(REQUIREMENT A) In the rows that follow, copy out unchanged every line from the one containing "item-thumbnail: 🦅 II — [222, 793, 398, 969]" through the one containing "item-label: 北境骨龙 — [646, 1825, 766, 1858]", keeping both of those lines.

(GIVEN PASSAGE)
━━━━━━━━━━

Sharpening cost depends on diameter of the blade, number of teeth, type of grind, and what needs to be done to it. I either send my blades to Leitz or drop off at a local shop. An 100t 12" blade ATB+R grind runs me between $20-$35 depending on whether it is getting a touch up or an all around grind. A 40t ATB runs around $12-$15. Some grinds will cost more to sharpen . H-ATB and ATAF grinds can get spendy.

Not all sharpening services are created equal. The local shop by me has had a drop in quality as the next generation has taken over and the father/owner has moved back some. I bring them my mid grade stuff if I'm working in the area and have the occasional knife ground by them but send my premium blades to Leitz. If you know of a local cabinet or millwork shop give them a call and ask who they use and if they are happy with the work.

If you want to try sharpening the low end throw aways just to try it have at it. You're out nothing if it doesn't work.


----------



## triplechip (Jun 8, 2009)

Justin, You are correct that not all sharpening shops are created equal.

I do saw blade sharpening for a living. As a matter of fact, I am the 4th generation of our family saw shop. Our shop is located in St. Louis Mo.

A month ago a woodworker called me up and asked if he could visit our shop. He was going to give a talk to the Local Woodworkers Guild about sharpening. He was good at chisels and chain saw blades, but needed help with your basic table saw blade. 

I told him to bring up a few of his blades and he could see how we do it first hand. He asked if he could video the process, and I said sure.

Below is a sample of what we do in the shop. 

https://vimeo.com/137025186?utm_sou...jM2RiNmQwNzB8MzI0MjI5NHwxNDQwMjgxNjg3fDc3MDE=


----------



## Justin Huisenga (Apr 2, 2011)

triplechip said:


> Justin, You are correct that not all sharpening shops are created equal.
> 
> I do saw blade sharpening for a living. As a matter of fact, I am the 4th generation of our family saw shop. Our shop is located in St. Louis Mo.
> 
> ...


I ran across your site and was impressed. I've seen your blade making videos. Your shop is very tight. The set up you guys have is why I say that it's better to turn a blade over to specialists with the knowledge and equipment to do the job right and why i said that the cost of having a blade sharpened by a good shop is a bargain. I wouldn't even know where to begin hammering a blade. I have way too much invested in blades and rely on their performance too much to mess around.

━━━━━━━━━━

[Spatial layout data]
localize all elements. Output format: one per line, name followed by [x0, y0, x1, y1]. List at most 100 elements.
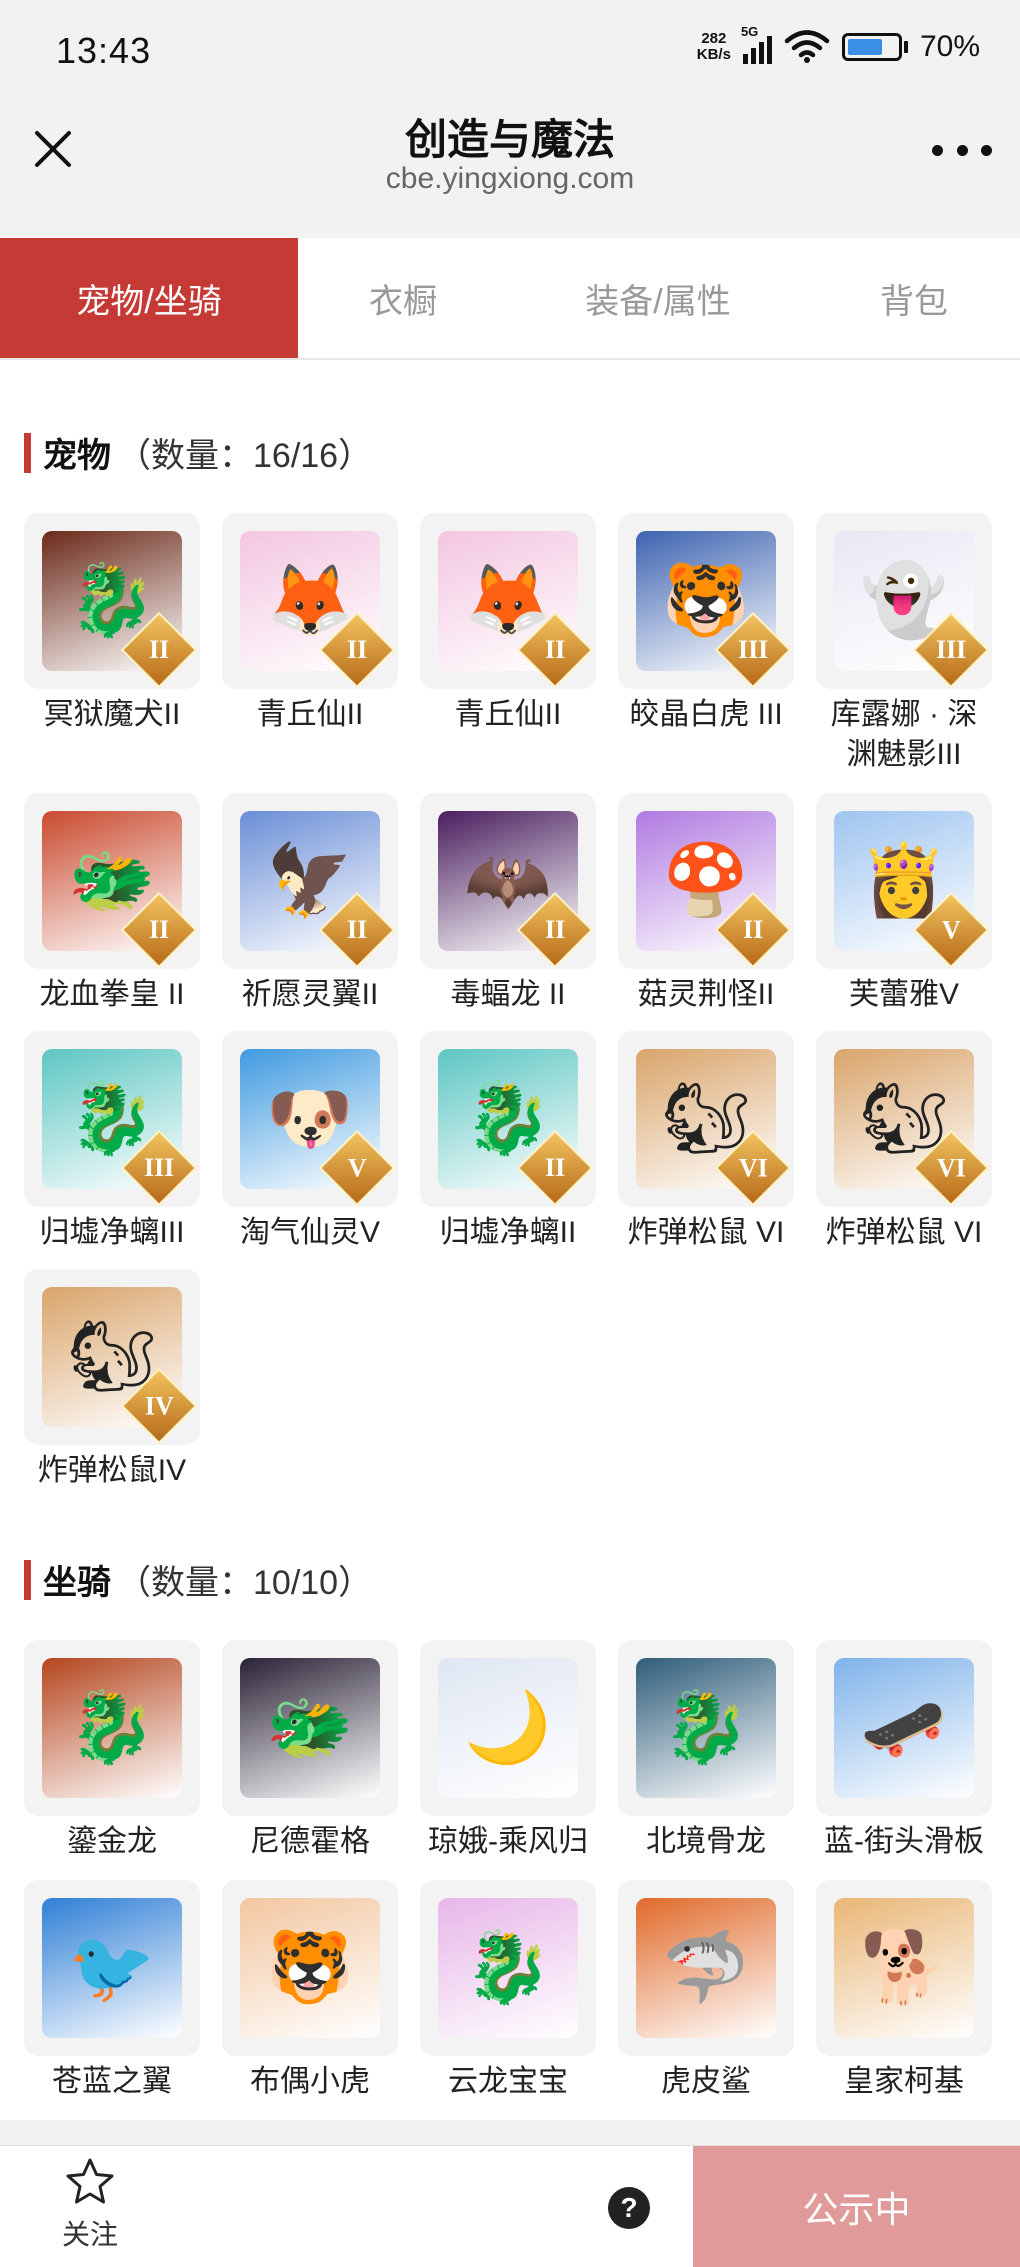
item-thumbnail: 🦅 II — [222, 793, 398, 969]
item-label: 青丘仙II — [454, 698, 562, 731]
rank-label: V — [347, 1153, 367, 1182]
mount-card[interactable]: 🐉 鎏金龙 — [24, 1640, 200, 1862]
network-speed: 282 KB/s — [696, 30, 731, 63]
tab-equipment[interactable]: 装备/属性 — [508, 238, 808, 358]
rank-label: V — [941, 915, 961, 944]
item-thumbnail: 🦊 II — [222, 513, 398, 689]
pet-card[interactable]: 🐿 VI 炸弹松鼠 VI — [618, 1031, 794, 1253]
follow-button[interactable]: 关注 — [40, 2156, 140, 2253]
item-label: 毒蝠龙 II — [450, 978, 566, 1011]
pet-card[interactable]: 🐿 VI 炸弹松鼠 VI — [816, 1031, 992, 1253]
pet-card[interactable]: 🐿 IV 炸弹松鼠IV — [24, 1269, 200, 1491]
item-label: 库露娜 · 深渊魅影III — [830, 698, 978, 771]
item-label: 苍蓝之翼 — [52, 2065, 172, 2098]
mount-card[interactable]: 🐯 布偶小虎 — [222, 1880, 398, 2102]
item-label: 北境骨龙 — [646, 1825, 766, 1858]
content-panel: 宠物 （数量：16/16） 🐉 II 冥狱魔犬II 🦊 II 青丘仙II 🦊 II 青丘仙II 🐯… — [0, 360, 1020, 2120]
item-label: 芙蕾雅V — [848, 978, 959, 1011]
battery-icon — [841, 33, 908, 61]
star-icon — [66, 2158, 114, 2204]
item-label: 龙血拳皇 II — [39, 978, 185, 1011]
public-status-button[interactable]: 公示中 — [693, 2146, 1020, 2267]
title-bar: 创造与魔法 cbe.yingxiong.com — [0, 100, 1020, 212]
pet-card[interactable]: 🍄 II 菇灵荆怪II — [618, 793, 794, 1015]
pet-card[interactable]: 🐉 II 归墟净螭II — [420, 1031, 596, 1253]
rank-label: II — [544, 915, 566, 944]
tab-wardrobe[interactable]: 衣橱 — [298, 238, 508, 358]
rank-label: II — [544, 635, 566, 664]
item-label: 鎏金龙 — [67, 1825, 157, 1858]
pet-card[interactable]: 🦊 II 青丘仙II — [420, 513, 596, 735]
item-label: 炸弹松鼠 VI — [825, 1216, 983, 1249]
mounts-grid: 🐉 鎏金龙 🐲 尼德霍格 🌙 琼娥-乘风归 🐉 北境骨龙 🛹 蓝-街头滑板 🐦 苍蓝之翼 🐯 布偶小虎 🐉 云… — [24, 1640, 996, 2098]
signal-icon: 5G — [741, 24, 772, 64]
pet-card[interactable]: 🐉 III 归墟净螭III — [24, 1031, 200, 1253]
blue-wyvern-icon: 🐦 — [42, 1898, 182, 2038]
royal-corgi-icon: 🐕 — [834, 1898, 974, 2038]
item-thumbnail: 👸 V — [816, 793, 992, 969]
mount-card[interactable]: 🐦 苍蓝之翼 — [24, 1880, 200, 2102]
tab-pets-mounts[interactable]: 宠物/坐骑 — [0, 238, 298, 358]
mount-card[interactable]: 🐉 云龙宝宝 — [420, 1880, 596, 2102]
item-thumbnail: 🐲 II — [24, 793, 200, 969]
pet-card[interactable]: 🐶 V 淘气仙灵V — [222, 1031, 398, 1253]
mounts-count: （数量：10/10） — [117, 1564, 373, 1602]
item-thumbnail: 🐉 — [420, 1880, 596, 2056]
help-icon[interactable]: ? — [608, 2187, 650, 2229]
mount-card[interactable]: 🦈 虎皮鲨 — [618, 1880, 794, 2102]
item-thumbnail: 🐉 — [24, 1640, 200, 1816]
golden-dragon-icon: 🐉 — [42, 1658, 182, 1798]
tab-bar: 宠物/坐骑 衣橱 装备/属性 背包 — [0, 238, 1020, 360]
rank-label: II — [544, 1153, 566, 1182]
item-thumbnail: 🐿 VI — [618, 1031, 794, 1207]
item-thumbnail: 🐯 III — [618, 513, 794, 689]
pet-card[interactable]: 🐲 II 龙血拳皇 II — [24, 793, 200, 1015]
item-thumbnail: 🐲 — [222, 1640, 398, 1816]
pet-card[interactable]: 🦇 II 毒蝠龙 II — [420, 793, 596, 1015]
item-thumbnail: 🐿 VI — [816, 1031, 992, 1207]
mount-card[interactable]: 🛹 蓝-街头滑板 — [816, 1640, 992, 1862]
item-thumbnail: 🐦 — [24, 1880, 200, 2056]
pet-card[interactable]: 🦅 II 祈愿灵翼II — [222, 793, 398, 1015]
tiger-shark-icon: 🦈 — [636, 1898, 776, 2038]
item-thumbnail: 🦈 — [618, 1880, 794, 2056]
tab-backpack[interactable]: 背包 — [808, 238, 1020, 358]
pet-card[interactable]: 🦊 II 青丘仙II — [222, 513, 398, 735]
rank-label: VI — [738, 1153, 768, 1182]
mount-card[interactable]: 🐲 尼德霍格 — [222, 1640, 398, 1862]
status-time: 13:43 — [56, 30, 152, 71]
dark-dragon-icon: 🐲 — [240, 1658, 380, 1798]
wifi-icon — [784, 30, 830, 63]
item-thumbnail: 🐉 III — [24, 1031, 200, 1207]
rank-label: II — [148, 635, 170, 664]
pet-card[interactable]: 👻 III 库露娜 · 深渊魅影III — [816, 513, 992, 775]
pet-card[interactable]: 👸 V 芙蕾雅V — [816, 793, 992, 1015]
item-thumbnail: 👻 III — [816, 513, 992, 689]
mounts-section-header: 坐骑 （数量：10/10） — [24, 1555, 372, 1604]
item-thumbnail: 🐶 V — [222, 1031, 398, 1207]
rank-label: III — [935, 634, 967, 664]
item-label: 祈愿灵翼II — [241, 978, 379, 1011]
pet-card[interactable]: 🐉 II 冥狱魔犬II — [24, 513, 200, 735]
section-marker — [24, 1559, 31, 1600]
item-label: 皇家柯基 — [844, 2065, 964, 2098]
item-label: 布偶小虎 — [250, 2065, 370, 2098]
more-options-icon[interactable] — [932, 136, 992, 164]
pet-card[interactable]: 🐯 III 皎晶白虎 III — [618, 513, 794, 735]
follow-label: 关注 — [61, 2219, 118, 2250]
rank-label: III — [737, 634, 769, 664]
bottom-bar: 关注 ? 公示中 — [0, 2145, 1020, 2267]
rank-label: II — [346, 635, 368, 664]
page-url: cbe.yingxiong.com — [385, 162, 635, 195]
mount-card[interactable]: 🌙 琼娥-乘风归 — [420, 1640, 596, 1862]
mount-card[interactable]: 🐉 北境骨龙 — [618, 1640, 794, 1862]
mounts-title: 坐骑 — [43, 1564, 111, 1602]
status-bar: 13:43 282 KB/s 5G 70% — [0, 0, 1020, 100]
item-thumbnail: 🦇 II — [420, 793, 596, 969]
item-label: 尼德霍格 — [250, 1825, 370, 1858]
page-title: 创造与魔法 — [404, 116, 615, 163]
item-thumbnail: 🐉 II — [24, 513, 200, 689]
mount-card[interactable]: 🐕 皇家柯基 — [816, 1880, 992, 2102]
item-thumbnail: 🌙 — [420, 1640, 596, 1816]
item-label: 淘气仙灵V — [239, 1216, 380, 1249]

━━━━━━━━━━

(REQUIREMENT B) Name every blade grind type mentioned in the saw blade sharpening thread.

(EXERCISE RESULT A)
item-thumbnail: 🦅 II — [222, 793, 398, 969]
item-label: 青丘仙II — [454, 698, 562, 731]
rank-label: V — [347, 1153, 367, 1182]
mount-card[interactable]: 🐉 鎏金龙 — [24, 1640, 200, 1862]
network-speed: 282 KB/s — [696, 30, 731, 63]
tab-equipment[interactable]: 装备/属性 — [508, 238, 808, 358]
rank-label: V — [941, 915, 961, 944]
item-thumbnail: 🦊 II — [222, 513, 398, 689]
pet-card[interactable]: 🐿 VI 炸弹松鼠 VI — [618, 1031, 794, 1253]
follow-button[interactable]: 关注 — [40, 2156, 140, 2253]
item-label: 毒蝠龙 II — [450, 978, 566, 1011]
pet-card[interactable]: 🐿 VI 炸弹松鼠 VI — [816, 1031, 992, 1253]
pet-card[interactable]: 🐿 IV 炸弹松鼠IV — [24, 1269, 200, 1491]
item-label: 库露娜 · 深渊魅影III — [830, 698, 978, 771]
item-label: 苍蓝之翼 — [52, 2065, 172, 2098]
mount-card[interactable]: 🐯 布偶小虎 — [222, 1880, 398, 2102]
item-label: 北境骨龙 — [646, 1825, 766, 1858]

(EXERCISE RESULT B) ATB+R, ATB, H-ATB, ATAF